── RECORD SET ──
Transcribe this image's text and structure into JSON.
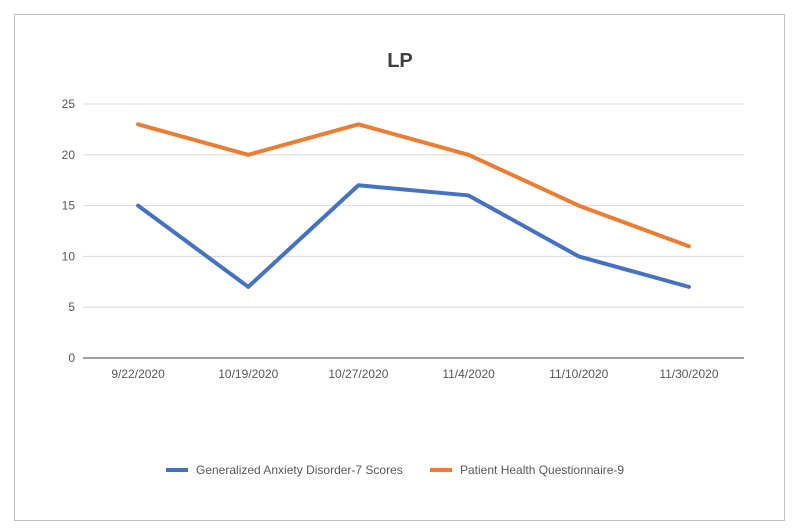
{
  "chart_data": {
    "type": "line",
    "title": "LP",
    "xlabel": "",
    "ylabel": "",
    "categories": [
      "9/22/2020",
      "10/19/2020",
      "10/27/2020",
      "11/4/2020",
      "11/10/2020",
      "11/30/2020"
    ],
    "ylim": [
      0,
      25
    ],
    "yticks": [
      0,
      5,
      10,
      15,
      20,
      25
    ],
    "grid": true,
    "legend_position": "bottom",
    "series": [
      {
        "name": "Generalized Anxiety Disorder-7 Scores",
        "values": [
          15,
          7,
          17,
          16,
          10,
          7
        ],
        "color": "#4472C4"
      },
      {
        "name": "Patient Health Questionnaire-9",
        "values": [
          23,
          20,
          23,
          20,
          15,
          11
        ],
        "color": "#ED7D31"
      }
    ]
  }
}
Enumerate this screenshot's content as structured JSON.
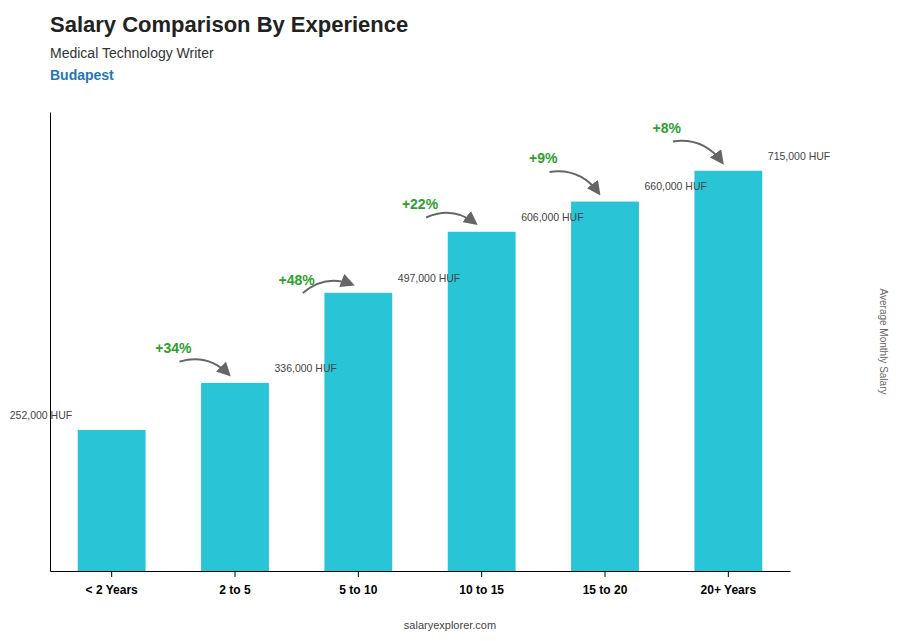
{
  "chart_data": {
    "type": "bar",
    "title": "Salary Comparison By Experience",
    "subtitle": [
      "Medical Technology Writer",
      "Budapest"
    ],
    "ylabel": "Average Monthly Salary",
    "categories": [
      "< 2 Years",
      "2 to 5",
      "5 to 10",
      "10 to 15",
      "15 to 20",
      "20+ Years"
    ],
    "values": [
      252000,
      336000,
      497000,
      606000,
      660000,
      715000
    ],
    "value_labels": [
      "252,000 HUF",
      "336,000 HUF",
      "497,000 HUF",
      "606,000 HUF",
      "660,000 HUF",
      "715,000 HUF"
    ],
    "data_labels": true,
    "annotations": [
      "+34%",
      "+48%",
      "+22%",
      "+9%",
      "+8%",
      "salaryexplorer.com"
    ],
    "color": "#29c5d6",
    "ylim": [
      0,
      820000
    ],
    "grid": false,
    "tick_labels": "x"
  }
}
───
── RECORD SET ──
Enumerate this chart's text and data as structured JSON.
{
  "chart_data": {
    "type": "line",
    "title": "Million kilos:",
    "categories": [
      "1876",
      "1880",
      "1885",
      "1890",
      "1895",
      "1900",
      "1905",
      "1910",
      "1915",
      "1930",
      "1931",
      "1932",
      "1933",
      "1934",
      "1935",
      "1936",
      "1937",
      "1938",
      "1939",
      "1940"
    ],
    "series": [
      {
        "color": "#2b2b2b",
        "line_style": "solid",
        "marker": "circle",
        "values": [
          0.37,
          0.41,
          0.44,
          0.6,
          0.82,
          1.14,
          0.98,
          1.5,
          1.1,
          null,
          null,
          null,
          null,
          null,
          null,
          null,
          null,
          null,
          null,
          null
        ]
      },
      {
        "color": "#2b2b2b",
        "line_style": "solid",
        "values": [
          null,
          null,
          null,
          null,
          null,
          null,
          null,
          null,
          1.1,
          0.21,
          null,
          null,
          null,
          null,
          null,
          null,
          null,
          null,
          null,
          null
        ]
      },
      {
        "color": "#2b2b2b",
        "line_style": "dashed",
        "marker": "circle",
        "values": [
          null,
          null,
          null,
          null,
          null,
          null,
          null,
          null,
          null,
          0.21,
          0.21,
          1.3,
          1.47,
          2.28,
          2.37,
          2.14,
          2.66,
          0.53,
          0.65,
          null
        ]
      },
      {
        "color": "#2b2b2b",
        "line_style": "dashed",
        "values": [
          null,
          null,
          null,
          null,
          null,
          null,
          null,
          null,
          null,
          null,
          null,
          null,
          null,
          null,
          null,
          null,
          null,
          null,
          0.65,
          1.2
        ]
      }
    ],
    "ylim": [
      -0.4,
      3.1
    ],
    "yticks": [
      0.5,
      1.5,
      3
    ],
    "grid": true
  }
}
───
── RECORD SET ──
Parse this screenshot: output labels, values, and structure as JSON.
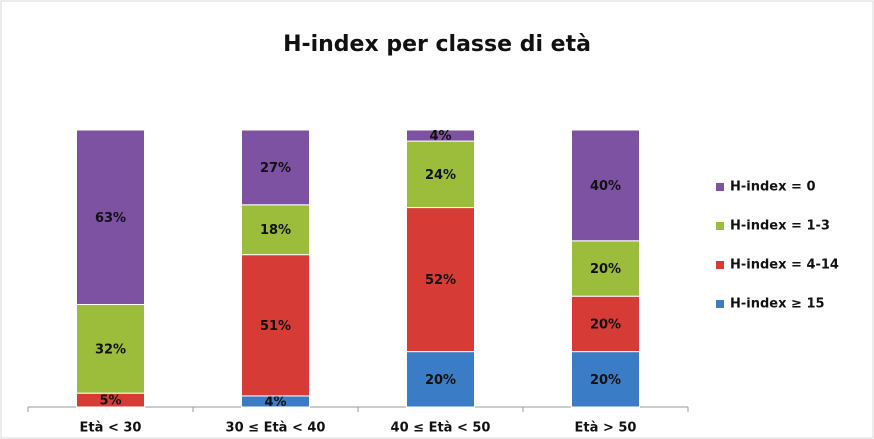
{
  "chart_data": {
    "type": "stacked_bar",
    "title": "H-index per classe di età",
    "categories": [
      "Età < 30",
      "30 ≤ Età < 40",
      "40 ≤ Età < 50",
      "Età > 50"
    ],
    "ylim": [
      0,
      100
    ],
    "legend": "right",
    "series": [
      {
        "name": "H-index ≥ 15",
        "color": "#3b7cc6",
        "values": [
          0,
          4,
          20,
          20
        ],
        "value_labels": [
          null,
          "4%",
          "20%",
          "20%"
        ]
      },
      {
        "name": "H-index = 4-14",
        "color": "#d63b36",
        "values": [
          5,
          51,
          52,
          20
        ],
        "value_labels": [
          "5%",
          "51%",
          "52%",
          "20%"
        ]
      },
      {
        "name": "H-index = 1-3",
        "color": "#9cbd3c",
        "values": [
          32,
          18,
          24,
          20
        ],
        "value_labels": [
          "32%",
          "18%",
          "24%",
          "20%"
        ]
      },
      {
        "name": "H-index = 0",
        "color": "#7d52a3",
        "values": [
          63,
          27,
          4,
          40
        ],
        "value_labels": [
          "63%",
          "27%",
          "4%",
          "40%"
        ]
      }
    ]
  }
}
───
** SHORT PROBLEM **
Check each line of the records for "color" and copy the ones that contain it.

** THE COMPLETED TASK **
        "color": "#4472C4"
        "color": "#ED7D31"
    "color": "#29c5d6",
        "color": "#2b2b2b",
        "color": "#2b2b2b",
        "color": "#2b2b2b",
        "color": "#2b2b2b",
        "color": "#3b7cc6",
        "color": "#d63b36",
        "color": "#9cbd3c",
        "color": "#7d52a3",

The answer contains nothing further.